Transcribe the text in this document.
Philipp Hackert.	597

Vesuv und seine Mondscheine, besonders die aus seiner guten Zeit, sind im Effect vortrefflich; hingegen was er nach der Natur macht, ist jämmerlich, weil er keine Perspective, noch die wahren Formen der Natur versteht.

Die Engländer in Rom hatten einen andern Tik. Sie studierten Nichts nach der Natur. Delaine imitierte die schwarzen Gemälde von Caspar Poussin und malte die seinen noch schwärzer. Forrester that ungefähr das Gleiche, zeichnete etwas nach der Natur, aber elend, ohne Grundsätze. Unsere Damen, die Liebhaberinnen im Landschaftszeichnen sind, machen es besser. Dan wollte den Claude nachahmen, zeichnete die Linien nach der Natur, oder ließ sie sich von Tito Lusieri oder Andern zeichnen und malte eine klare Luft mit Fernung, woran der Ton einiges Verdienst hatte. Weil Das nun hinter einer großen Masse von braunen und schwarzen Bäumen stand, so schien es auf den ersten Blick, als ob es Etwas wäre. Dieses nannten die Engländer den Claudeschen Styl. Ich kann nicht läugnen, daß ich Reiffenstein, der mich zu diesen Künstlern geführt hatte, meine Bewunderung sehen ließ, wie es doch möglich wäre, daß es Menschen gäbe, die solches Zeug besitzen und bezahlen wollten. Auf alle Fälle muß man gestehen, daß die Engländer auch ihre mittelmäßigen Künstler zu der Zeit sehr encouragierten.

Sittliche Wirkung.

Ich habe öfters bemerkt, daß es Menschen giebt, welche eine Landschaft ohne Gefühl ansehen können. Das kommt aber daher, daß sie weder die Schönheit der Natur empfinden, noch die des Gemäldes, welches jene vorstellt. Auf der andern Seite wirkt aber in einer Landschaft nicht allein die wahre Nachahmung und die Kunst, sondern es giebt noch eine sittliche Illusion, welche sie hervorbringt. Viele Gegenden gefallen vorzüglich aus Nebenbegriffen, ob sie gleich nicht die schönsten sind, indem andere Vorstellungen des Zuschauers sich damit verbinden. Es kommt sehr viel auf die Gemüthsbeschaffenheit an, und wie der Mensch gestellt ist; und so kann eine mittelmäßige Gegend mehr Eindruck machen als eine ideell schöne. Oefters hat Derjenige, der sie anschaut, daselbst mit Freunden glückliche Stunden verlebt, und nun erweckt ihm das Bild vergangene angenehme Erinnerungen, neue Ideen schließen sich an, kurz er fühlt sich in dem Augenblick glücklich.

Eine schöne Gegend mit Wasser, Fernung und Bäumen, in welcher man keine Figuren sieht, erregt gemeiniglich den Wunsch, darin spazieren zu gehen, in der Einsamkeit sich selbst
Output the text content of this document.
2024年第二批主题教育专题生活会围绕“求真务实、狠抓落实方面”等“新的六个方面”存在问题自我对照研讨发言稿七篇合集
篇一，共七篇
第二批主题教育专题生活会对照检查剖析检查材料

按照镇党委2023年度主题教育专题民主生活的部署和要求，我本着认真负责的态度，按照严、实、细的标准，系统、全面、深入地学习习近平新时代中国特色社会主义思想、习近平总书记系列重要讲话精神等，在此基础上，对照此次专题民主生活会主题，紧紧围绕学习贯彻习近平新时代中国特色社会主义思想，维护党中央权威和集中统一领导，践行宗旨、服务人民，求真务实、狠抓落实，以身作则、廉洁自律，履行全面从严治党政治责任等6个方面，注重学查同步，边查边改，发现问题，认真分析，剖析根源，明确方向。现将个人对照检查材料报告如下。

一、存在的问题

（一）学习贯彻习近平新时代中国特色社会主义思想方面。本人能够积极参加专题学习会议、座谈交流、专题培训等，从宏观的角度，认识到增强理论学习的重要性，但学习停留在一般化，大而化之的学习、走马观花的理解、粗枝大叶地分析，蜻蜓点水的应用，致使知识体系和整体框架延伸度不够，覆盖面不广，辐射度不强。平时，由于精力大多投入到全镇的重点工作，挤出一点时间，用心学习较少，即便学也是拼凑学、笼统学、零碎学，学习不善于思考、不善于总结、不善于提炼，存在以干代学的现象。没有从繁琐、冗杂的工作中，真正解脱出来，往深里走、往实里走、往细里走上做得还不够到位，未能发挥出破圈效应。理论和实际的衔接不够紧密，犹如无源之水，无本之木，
--------
— Goal of the exercise —
Using the listing above, locate the lines that hold "text" and copy each one.

— In response —
Transcribe the text in this document.
Output the text content of this document.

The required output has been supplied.